_TEXT EXTRACT_
####
But the Midrash went farther: And when all the animals had been named, God then asked Man: What is your name? And he said, "Adam".
Then God asked, "And what is My name?" And he answered, "Adonai, the Eternal."

We spend a lifetime learning the names of everything around us. We master the requisite skills to survive in our culture -- social codes, commercial skills, street smarts. We master the science of our generation. We acquire credentials -- degrees and diplomas. We amass great quantities of knowledge of the world-out-there. And then discover that we never learned the answer to the one question that really matters -- What is your name? Who are you? What is your essence? What are you made of?

It is a question each one of us must face. But it is in some sense unanswerable. Because at no point are we ever finished. The meaning of any decision we make, of any event of life, for that matter, the meaning of a life at any one moment changes as life goes on. Have you ever experienced a failure, or mourned a tragedy, that over time yield great rewards? Have you ever made a mistake that turned out to be the luckiest thing you could have done? When asked what brought him to his greatest discoveries, Einstein pointed to the fact that he was thrown out of school at an early age. He failed all his subjects...so they threw him out. And because of that, he explained, "I continued to ask the child's questions about the universe."

The meaning of a life today is determined, to a great extent, by what happens tomorrow. "You cannot measure a living tree," wrote Rabbi Ben Zion Bokser, "only a fallen tree. A living tree is in a state of growth and we cannot assess its stature. What it is at the moment is transitory, and it gives way to the tree's continuous unfolding. And so it is with people. We can say of a man that his life has been distinguished or otherwise, only when his days are ended. Then is the time to render an accounting. But the living are subject to change and they are, therefore, beyond final judgment."

God asks, What is your name? Perhaps only at death can we give the answer.
####
_DATA ROWS_
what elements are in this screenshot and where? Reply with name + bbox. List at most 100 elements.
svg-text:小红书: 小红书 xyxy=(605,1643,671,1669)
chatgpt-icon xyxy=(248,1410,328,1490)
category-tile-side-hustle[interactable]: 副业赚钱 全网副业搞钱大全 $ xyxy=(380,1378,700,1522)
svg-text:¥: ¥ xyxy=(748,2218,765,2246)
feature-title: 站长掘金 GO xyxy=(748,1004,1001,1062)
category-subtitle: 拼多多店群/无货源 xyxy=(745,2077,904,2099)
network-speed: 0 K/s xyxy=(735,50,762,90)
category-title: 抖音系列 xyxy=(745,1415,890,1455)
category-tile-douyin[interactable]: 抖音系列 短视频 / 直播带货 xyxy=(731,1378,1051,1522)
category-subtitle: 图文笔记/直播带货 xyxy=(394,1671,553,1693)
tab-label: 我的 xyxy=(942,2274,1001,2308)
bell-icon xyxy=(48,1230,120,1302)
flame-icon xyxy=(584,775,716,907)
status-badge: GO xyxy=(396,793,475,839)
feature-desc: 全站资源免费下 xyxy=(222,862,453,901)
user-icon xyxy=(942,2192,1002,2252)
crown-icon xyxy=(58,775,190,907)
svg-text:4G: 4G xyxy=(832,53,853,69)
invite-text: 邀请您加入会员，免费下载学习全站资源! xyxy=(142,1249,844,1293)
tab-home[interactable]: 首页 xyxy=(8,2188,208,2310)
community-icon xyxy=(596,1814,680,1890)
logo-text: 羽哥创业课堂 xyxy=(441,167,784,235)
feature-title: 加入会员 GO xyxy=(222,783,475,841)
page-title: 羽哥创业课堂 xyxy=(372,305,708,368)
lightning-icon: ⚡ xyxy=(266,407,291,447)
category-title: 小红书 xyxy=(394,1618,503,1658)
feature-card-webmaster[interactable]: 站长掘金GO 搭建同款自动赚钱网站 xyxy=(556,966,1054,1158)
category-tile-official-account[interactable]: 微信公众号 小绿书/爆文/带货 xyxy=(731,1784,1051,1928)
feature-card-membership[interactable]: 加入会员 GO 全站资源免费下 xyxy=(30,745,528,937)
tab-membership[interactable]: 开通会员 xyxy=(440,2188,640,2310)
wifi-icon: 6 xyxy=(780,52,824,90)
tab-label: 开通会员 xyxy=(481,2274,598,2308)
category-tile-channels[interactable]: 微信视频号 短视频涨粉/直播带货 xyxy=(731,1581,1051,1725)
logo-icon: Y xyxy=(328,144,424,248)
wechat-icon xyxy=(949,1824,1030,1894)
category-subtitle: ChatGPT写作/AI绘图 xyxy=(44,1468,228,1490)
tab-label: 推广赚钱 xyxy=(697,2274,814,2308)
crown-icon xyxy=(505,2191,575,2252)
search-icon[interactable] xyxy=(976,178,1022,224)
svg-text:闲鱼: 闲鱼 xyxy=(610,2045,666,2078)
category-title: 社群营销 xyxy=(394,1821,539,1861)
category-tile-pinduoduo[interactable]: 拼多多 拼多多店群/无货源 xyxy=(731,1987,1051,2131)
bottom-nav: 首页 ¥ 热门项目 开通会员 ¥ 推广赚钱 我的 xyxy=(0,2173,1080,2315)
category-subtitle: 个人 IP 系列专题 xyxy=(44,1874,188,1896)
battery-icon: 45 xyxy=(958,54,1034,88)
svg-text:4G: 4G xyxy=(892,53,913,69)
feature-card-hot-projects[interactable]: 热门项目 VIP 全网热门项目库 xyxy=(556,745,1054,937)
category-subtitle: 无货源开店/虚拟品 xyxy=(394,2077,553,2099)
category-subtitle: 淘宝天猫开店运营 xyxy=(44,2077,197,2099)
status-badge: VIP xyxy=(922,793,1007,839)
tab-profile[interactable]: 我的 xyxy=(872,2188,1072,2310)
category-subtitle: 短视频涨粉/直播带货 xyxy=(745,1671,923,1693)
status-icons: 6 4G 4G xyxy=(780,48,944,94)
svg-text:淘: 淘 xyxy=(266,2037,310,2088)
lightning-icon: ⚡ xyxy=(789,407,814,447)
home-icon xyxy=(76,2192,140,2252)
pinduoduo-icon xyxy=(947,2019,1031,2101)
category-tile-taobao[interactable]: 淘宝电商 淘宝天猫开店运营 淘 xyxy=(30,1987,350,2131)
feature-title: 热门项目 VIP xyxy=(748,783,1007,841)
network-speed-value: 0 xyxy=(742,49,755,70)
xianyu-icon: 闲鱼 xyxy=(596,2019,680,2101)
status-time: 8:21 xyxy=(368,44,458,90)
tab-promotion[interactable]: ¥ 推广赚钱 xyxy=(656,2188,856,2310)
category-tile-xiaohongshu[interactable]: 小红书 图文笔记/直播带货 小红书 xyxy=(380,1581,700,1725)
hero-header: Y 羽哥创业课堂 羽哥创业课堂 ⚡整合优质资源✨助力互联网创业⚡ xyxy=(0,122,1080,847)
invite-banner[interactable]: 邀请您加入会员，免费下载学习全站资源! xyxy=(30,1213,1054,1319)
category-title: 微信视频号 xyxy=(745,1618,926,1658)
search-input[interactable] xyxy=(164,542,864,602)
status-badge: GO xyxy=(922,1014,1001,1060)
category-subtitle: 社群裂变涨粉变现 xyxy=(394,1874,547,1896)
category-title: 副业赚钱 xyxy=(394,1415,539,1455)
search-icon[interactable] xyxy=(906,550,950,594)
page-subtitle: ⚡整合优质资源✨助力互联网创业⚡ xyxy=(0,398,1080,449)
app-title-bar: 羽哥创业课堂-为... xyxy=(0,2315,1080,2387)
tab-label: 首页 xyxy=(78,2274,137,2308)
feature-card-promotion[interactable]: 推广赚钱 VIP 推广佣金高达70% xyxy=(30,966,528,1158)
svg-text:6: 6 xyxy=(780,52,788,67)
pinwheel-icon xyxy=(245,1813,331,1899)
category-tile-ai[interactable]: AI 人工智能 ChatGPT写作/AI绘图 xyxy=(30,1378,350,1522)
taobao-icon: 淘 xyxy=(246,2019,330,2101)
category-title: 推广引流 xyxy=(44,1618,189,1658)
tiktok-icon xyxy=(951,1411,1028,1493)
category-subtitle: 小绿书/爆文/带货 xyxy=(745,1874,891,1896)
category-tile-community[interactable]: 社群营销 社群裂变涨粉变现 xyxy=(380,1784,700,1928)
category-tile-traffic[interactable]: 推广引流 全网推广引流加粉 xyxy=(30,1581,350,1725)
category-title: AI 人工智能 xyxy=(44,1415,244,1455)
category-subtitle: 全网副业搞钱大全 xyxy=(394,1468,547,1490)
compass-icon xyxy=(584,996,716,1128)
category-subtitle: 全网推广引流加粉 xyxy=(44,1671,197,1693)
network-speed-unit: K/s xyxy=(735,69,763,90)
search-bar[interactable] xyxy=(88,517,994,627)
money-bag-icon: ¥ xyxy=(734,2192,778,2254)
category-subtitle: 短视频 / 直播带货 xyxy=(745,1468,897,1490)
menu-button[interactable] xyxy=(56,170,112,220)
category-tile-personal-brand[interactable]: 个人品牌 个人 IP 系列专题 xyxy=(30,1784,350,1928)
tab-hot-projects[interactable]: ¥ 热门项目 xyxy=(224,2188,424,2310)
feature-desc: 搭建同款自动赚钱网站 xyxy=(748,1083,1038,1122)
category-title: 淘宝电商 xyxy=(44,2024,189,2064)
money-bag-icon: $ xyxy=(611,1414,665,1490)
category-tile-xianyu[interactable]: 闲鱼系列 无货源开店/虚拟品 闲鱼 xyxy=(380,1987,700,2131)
####
_EXERCISE SET_
(1) In the passage about names, what did Einstein say his expulsion from school allowed him to keep doing?
(2) Reproduce the part of the passage about names that begins at the words "The meaning of a life today" and ends after the words "give the answer.".

_RESULTS OF THE TASKS_
(1) He continued to ask the child's questions about the universe.

(2)
The meaning of a life today is determined, to a great extent, by what happens tomorrow. "You cannot measure a living tree," wrote Rabbi Ben Zion Bokser, "only a fallen tree. A living tree is in a state of growth and we cannot assess its stature. What it is at the moment is transitory, and it gives way to the tree's continuous unfolding. And so it is with people. We can say of a man that his life has been distinguished or otherwise, only when his days are ended. Then is the time to render an accounting. But the living are subject to change and they are, therefore, beyond final judgment."

God asks, What is your name? Perhaps only at death can we give the answer.